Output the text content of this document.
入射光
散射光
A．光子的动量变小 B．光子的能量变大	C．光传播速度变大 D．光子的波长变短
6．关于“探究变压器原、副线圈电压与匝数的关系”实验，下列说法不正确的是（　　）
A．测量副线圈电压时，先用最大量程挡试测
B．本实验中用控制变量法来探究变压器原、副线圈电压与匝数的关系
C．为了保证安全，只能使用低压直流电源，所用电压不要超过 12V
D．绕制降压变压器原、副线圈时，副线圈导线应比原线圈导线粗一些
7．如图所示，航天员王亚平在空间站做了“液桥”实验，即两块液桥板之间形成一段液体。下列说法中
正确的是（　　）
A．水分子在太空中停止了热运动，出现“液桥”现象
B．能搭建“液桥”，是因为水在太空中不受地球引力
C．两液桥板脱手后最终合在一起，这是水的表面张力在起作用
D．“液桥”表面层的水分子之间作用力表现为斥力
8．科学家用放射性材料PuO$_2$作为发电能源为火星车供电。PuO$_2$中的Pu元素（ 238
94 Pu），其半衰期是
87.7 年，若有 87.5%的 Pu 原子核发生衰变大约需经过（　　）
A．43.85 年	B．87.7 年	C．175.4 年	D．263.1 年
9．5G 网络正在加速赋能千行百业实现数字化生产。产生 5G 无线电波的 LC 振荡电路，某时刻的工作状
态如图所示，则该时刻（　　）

= = = = =

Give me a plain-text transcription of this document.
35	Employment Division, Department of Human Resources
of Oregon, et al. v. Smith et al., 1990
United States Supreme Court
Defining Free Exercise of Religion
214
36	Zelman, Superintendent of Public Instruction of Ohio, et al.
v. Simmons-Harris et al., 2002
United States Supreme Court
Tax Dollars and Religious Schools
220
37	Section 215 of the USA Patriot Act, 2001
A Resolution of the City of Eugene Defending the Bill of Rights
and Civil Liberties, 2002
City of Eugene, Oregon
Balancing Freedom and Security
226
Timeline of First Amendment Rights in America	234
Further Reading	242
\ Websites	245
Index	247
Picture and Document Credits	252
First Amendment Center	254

= = = = =

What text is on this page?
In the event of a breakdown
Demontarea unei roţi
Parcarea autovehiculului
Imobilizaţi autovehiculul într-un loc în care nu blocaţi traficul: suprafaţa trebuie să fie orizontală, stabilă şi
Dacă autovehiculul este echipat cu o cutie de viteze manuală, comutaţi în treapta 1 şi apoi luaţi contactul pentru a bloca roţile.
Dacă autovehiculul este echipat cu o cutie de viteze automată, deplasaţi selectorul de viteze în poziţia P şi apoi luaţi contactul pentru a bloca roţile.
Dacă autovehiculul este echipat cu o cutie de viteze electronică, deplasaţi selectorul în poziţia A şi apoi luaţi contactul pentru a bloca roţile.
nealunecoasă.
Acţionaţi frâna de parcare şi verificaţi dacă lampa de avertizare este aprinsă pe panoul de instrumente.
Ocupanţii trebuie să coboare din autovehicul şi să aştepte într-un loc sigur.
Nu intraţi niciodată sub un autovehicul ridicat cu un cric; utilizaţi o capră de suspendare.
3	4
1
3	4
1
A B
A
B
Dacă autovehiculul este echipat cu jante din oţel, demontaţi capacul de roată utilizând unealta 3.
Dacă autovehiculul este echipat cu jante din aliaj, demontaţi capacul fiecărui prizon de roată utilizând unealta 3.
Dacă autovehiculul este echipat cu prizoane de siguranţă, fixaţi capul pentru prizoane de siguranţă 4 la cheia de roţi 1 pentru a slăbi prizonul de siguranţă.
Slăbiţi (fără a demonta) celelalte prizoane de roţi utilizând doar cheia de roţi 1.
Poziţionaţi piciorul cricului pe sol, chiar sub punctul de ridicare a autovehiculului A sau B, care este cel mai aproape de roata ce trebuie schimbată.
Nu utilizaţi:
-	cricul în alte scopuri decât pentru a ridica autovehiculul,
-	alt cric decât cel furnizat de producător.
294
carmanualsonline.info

= = = = =

- [Directions]
Copy out the lines in which the string "this" appears.

- [Response]
Output the text content of this document.
Give me a plain-text transcription of this document.
What text is on this page?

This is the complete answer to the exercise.